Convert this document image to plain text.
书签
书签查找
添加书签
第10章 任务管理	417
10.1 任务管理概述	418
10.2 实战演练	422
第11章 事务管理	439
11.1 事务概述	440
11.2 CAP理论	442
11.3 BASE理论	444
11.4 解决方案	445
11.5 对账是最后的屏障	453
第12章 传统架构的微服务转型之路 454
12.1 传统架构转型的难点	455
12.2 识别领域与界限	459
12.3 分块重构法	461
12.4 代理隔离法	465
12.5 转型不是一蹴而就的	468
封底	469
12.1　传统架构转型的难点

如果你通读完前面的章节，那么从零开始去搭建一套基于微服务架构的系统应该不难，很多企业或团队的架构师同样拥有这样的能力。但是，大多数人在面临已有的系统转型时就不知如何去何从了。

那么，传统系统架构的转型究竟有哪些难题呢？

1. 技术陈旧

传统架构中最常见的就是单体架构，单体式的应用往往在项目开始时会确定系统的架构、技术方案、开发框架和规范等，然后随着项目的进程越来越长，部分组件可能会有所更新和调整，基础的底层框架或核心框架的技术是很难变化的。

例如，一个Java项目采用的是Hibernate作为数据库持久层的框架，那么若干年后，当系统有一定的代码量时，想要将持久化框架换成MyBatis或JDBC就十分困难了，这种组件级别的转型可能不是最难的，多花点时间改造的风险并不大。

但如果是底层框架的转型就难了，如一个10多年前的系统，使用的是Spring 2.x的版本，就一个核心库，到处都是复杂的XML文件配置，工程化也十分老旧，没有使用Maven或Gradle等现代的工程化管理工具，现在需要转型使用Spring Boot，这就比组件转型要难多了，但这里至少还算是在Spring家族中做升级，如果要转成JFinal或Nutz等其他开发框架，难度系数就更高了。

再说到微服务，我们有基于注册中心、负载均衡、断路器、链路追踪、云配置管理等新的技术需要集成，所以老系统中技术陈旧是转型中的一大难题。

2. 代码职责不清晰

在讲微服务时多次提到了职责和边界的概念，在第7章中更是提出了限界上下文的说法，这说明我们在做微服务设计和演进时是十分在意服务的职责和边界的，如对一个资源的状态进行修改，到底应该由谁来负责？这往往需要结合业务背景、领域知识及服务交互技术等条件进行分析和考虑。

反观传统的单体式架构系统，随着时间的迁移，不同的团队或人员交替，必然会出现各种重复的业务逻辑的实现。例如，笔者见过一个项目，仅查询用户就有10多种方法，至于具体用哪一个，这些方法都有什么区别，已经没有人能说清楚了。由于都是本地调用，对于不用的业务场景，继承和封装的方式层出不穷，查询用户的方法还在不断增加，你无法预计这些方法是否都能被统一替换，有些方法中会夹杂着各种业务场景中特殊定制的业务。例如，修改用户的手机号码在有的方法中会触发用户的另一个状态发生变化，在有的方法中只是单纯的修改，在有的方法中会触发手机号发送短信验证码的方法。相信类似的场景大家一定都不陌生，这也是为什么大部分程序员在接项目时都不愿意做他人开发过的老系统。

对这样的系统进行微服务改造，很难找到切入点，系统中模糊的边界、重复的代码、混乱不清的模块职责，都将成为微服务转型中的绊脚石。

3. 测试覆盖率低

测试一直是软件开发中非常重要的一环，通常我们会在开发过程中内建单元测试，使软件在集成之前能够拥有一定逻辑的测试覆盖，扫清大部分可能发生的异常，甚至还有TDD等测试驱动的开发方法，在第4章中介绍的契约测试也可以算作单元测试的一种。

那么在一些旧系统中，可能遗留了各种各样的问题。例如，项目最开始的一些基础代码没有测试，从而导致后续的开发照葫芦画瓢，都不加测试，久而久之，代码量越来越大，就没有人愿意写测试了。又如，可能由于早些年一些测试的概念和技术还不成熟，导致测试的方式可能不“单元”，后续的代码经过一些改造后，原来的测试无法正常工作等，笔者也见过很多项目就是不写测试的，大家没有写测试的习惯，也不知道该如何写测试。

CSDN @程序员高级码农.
^^^^
Problem: Every record should be given again exactly.

Response to the task:
Convert this document image to plain text.
书签
书签查找
添加书签
第10章 任务管理	417
10.1 任务管理概述	418
10.2 实战演练	422
第11章 事务管理	439
11.1 事务概述	440
11.2 CAP理论	442
11.3 BASE理论	444
11.4 解决方案	445
11.5 对账是最后的屏障	453
第12章 传统架构的微服务转型之路 454
12.1 传统架构转型的难点	455
12.2 识别领域与界限	459
12.3 分块重构法	461
12.4 代理隔离法	465
12.5 转型不是一蹴而就的	468
封底	469
12.1　传统架构转型的难点

如果你通读完前面的章节，那么从零开始去搭建一套基于微服务架构的系统应该不难，很多企业或团队的架构师同样拥有这样的能力。但是，大多数人在面临已有的系统转型时就不知如何去何从了。

那么，传统系统架构的转型究竟有哪些难题呢？

1. 技术陈旧

传统架构中最常见的就是单体架构，单体式的应用往往在项目开始时会确定系统的架构、技术方案、开发框架和规范等，然后随着项目的进程越来越长，部分组件可能会有所更新和调整，基础的底层框架或核心框架的技术是很难变化的。

例如，一个Java项目采用的是Hibernate作为数据库持久层的框架，那么若干年后，当系统有一定的代码量时，想要将持久化框架换成MyBatis或JDBC就十分困难了，这种组件级别的转型可能不是最难的，多花点时间改造的风险并不大。

但如果是底层框架的转型就难了，如一个10多年前的系统，使用的是Spring 2.x的版本，就一个核心库，到处都是复杂的XML文件配置，工程化也十分老旧，没有使用Maven或Gradle等现代的工程化管理工具，现在需要转型使用Spring Boot，这就比组件转型要难多了，但这里至少还算是在Spring家族中做升级，如果要转成JFinal或Nutz等其他开发框架，难度系数就更高了。

再说到微服务，我们有基于注册中心、负载均衡、断路器、链路追踪、云配置管理等新的技术需要集成，所以老系统中技术陈旧是转型中的一大难题。

2. 代码职责不清晰

在讲微服务时多次提到了职责和边界的概念，在第7章中更是提出了限界上下文的说法，这说明我们在做微服务设计和演进时是十分在意服务的职责和边界的，如对一个资源的状态进行修改，到底应该由谁来负责？这往往需要结合业务背景、领域知识及服务交互技术等条件进行分析和考虑。

反观传统的单体式架构系统，随着时间的迁移，不同的团队或人员交替，必然会出现各种重复的业务逻辑的实现。例如，笔者见过一个项目，仅查询用户就有10多种方法，至于具体用哪一个，这些方法都有什么区别，已经没有人能说清楚了。由于都是本地调用，对于不用的业务场景，继承和封装的方式层出不穷，查询用户的方法还在不断增加，你无法预计这些方法是否都能被统一替换，有些方法中会夹杂着各种业务场景中特殊定制的业务。例如，修改用户的手机号码在有的方法中会触发用户的另一个状态发生变化，在有的方法中只是单纯的修改，在有的方法中会触发手机号发送短信验证码的方法。相信类似的场景大家一定都不陌生，这也是为什么大部分程序员在接项目时都不愿意做他人开发过的老系统。

对这样的系统进行微服务改造，很难找到切入点，系统中模糊的边界、重复的代码、混乱不清的模块职责，都将成为微服务转型中的绊脚石。

3. 测试覆盖率低

测试一直是软件开发中非常重要的一环，通常我们会在开发过程中内建单元测试，使软件在集成之前能够拥有一定逻辑的测试覆盖，扫清大部分可能发生的异常，甚至还有TDD等测试驱动的开发方法，在第4章中介绍的契约测试也可以算作单元测试的一种。

那么在一些旧系统中，可能遗留了各种各样的问题。例如，项目最开始的一些基础代码没有测试，从而导致后续的开发照葫芦画瓢，都不加测试，久而久之，代码量越来越大，就没有人愿意写测试了。又如，可能由于早些年一些测试的概念和技术还不成熟，导致测试的方式可能不“单元”，后续的代码经过一些改造后，原来的测试无法正常工作等，笔者也见过很多项目就是不写测试的，大家没有写测试的习惯，也不知道该如何写测试。

CSDN @程序员高级码农.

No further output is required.